* **Exercise instructions**
Pull out every line below that contains the word "TradingView".

Extracted data entries
***
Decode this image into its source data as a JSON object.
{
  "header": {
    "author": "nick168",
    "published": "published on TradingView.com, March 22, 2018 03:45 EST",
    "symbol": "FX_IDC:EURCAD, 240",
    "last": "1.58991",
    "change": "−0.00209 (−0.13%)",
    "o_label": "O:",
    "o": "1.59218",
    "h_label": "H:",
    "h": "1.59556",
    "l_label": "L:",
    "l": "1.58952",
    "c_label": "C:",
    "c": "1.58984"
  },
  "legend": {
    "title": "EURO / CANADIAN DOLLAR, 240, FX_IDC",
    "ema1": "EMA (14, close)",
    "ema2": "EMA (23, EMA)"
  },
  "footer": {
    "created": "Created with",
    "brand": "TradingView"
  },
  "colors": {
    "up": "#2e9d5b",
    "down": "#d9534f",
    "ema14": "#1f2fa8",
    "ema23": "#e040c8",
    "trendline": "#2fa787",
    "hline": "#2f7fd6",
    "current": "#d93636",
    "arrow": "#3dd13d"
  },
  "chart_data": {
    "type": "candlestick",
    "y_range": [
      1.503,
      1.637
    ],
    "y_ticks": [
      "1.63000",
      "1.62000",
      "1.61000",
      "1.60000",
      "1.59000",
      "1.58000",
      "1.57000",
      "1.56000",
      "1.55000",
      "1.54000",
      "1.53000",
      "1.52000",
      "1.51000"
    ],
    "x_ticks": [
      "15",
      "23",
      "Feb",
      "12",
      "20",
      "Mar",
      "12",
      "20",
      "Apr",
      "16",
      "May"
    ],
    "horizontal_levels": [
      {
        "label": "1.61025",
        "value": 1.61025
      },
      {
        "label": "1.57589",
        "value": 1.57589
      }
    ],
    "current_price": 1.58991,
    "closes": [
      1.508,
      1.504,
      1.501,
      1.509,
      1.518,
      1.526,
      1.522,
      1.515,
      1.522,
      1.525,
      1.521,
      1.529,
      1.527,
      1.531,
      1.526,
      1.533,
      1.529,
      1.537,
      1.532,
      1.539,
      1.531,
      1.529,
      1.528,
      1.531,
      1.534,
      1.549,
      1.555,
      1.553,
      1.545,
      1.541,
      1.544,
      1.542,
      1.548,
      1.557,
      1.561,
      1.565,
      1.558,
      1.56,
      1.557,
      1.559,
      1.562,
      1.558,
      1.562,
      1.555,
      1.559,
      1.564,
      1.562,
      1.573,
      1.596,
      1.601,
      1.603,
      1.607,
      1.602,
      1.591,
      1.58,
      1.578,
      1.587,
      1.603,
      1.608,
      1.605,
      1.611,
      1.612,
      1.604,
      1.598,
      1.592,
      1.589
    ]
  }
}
***
* **Answer to this exercise**
    "published": "published on TradingView.com, March 22, 2018 03:45 EST",
    "brand": "TradingView"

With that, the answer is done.